** RECORDED DATA follows **

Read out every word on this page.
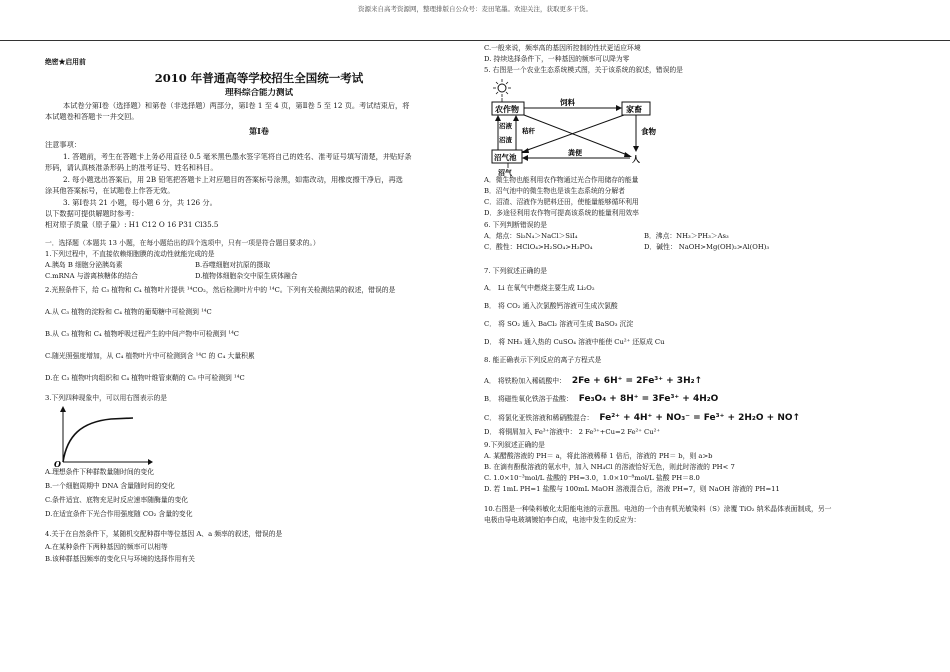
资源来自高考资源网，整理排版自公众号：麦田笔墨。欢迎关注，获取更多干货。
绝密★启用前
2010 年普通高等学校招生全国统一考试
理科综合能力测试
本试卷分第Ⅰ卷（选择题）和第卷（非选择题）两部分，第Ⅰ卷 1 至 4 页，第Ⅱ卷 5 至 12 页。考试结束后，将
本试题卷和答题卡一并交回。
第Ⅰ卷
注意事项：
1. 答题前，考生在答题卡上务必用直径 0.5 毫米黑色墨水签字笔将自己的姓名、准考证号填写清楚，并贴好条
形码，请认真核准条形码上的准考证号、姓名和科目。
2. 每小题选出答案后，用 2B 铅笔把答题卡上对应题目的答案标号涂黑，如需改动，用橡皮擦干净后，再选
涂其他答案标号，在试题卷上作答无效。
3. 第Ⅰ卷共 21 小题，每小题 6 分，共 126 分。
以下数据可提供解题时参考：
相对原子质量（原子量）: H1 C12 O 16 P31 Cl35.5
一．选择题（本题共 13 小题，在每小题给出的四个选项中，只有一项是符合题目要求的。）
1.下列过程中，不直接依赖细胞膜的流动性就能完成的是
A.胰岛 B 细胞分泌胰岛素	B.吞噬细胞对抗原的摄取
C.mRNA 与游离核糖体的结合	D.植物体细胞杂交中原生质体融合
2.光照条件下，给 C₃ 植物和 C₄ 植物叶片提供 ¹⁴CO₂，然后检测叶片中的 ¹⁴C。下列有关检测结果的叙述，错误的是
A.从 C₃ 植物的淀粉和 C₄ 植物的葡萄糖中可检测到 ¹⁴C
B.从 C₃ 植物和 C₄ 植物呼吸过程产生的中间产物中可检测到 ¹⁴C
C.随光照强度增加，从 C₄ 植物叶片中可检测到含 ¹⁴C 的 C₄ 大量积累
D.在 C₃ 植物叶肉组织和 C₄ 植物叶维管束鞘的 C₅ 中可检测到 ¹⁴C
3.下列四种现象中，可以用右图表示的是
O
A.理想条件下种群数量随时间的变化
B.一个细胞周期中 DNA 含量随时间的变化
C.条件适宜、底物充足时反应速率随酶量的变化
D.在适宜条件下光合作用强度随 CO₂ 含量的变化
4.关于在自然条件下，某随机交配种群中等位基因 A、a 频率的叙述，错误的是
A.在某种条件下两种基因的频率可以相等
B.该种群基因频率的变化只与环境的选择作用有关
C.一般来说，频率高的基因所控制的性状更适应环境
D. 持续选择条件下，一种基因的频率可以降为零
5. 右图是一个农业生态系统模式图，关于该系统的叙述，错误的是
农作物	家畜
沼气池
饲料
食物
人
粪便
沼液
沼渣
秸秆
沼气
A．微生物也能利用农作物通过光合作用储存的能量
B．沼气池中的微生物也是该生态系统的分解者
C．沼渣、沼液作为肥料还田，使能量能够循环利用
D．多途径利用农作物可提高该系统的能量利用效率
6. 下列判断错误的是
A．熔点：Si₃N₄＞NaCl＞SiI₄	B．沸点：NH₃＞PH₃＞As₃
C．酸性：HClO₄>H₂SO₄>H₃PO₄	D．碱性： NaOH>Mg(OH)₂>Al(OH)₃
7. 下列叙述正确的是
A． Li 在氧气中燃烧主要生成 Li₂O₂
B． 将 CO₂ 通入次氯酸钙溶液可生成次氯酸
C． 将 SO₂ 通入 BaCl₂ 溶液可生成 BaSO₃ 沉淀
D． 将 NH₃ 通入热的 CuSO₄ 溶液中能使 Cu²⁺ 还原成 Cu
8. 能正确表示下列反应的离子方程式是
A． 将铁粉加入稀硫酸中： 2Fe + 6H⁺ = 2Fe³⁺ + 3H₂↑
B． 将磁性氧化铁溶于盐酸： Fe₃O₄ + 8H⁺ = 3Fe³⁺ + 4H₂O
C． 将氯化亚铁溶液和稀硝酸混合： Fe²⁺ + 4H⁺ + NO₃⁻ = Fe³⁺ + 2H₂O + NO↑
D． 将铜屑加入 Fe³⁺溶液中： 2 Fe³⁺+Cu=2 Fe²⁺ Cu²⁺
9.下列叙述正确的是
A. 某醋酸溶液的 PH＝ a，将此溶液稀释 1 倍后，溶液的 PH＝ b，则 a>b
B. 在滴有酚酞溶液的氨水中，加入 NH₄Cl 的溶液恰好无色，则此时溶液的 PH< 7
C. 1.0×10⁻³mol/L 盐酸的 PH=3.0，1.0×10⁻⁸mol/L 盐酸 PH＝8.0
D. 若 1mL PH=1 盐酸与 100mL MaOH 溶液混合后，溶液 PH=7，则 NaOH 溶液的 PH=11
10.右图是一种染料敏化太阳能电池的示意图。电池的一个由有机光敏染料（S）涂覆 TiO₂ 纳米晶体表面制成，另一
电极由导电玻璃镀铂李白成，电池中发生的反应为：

** End of RECORDED DATA **
** RECORDED DATA follows **

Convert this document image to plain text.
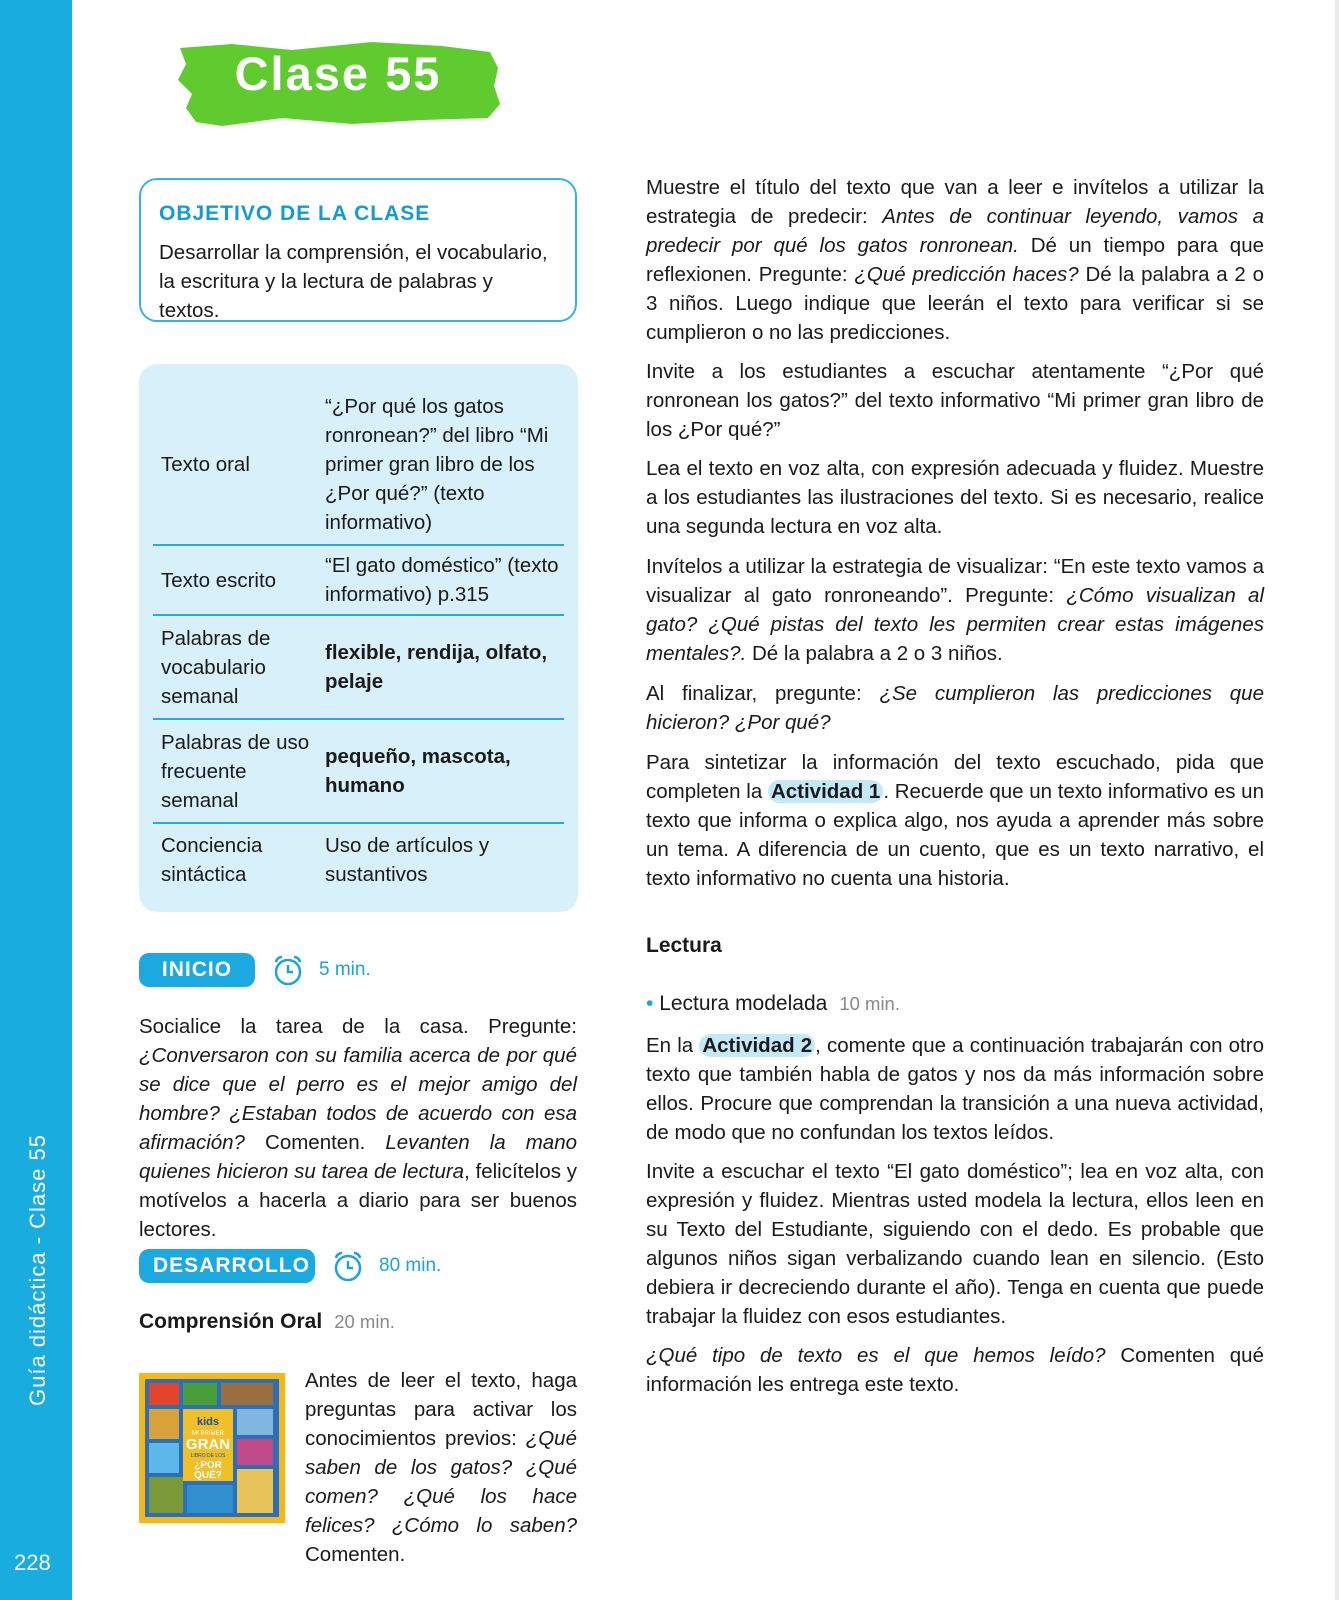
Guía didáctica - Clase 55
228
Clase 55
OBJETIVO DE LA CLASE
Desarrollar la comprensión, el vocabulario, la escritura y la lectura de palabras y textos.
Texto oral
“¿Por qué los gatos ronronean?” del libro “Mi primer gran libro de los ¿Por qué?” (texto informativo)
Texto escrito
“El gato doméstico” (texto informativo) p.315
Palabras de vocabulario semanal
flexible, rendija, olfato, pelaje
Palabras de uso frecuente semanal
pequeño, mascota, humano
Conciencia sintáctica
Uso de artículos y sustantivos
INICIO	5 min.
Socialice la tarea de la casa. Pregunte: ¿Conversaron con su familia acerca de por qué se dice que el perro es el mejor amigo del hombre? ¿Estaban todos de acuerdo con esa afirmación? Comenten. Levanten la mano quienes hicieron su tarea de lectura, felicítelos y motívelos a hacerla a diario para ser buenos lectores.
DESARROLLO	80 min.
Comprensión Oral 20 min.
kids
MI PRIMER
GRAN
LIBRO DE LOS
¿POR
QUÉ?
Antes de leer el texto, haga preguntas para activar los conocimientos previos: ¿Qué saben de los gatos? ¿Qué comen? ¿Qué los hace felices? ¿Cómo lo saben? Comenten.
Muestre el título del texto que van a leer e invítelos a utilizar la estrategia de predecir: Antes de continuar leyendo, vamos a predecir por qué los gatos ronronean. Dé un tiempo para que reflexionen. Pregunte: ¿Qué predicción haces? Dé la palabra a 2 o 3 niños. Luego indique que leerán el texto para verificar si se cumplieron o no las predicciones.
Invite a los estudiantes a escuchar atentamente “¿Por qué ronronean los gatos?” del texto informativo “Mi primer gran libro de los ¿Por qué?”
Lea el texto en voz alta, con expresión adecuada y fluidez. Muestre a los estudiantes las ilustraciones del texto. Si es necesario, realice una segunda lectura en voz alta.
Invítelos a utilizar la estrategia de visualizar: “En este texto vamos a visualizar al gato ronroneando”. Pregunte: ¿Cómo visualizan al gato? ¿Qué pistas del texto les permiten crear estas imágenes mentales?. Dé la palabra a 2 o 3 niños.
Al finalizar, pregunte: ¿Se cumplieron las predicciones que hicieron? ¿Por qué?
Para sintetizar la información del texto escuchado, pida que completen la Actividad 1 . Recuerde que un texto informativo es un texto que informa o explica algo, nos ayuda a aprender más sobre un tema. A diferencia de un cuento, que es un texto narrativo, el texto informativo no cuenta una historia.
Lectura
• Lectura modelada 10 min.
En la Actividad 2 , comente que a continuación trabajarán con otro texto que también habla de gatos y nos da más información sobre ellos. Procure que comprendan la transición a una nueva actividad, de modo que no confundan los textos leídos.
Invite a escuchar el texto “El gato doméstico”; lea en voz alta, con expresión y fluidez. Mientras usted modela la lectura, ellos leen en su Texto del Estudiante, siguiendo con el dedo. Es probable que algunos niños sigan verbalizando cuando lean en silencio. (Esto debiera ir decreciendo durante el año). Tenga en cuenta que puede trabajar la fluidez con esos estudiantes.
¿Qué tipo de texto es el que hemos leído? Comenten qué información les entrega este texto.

** End of RECORDED DATA **

The lines above that hold "predicciones" are the result; show every one of them.

→ ANSWER FOR THE TASK:
Muestre el título del texto que van a leer e invítelos a utilizar la estrategia de predecir: Antes de continuar leyendo, vamos a predecir por qué los gatos ronronean. Dé un tiempo para que reflexionen. Pregunte: ¿Qué predicción haces? Dé la palabra a 2 o 3 niños. Luego indique que leerán el texto para verificar si se cumplieron o no las predicciones.
Al finalizar, pregunte: ¿Se cumplieron las predicciones que hicieron? ¿Por qué?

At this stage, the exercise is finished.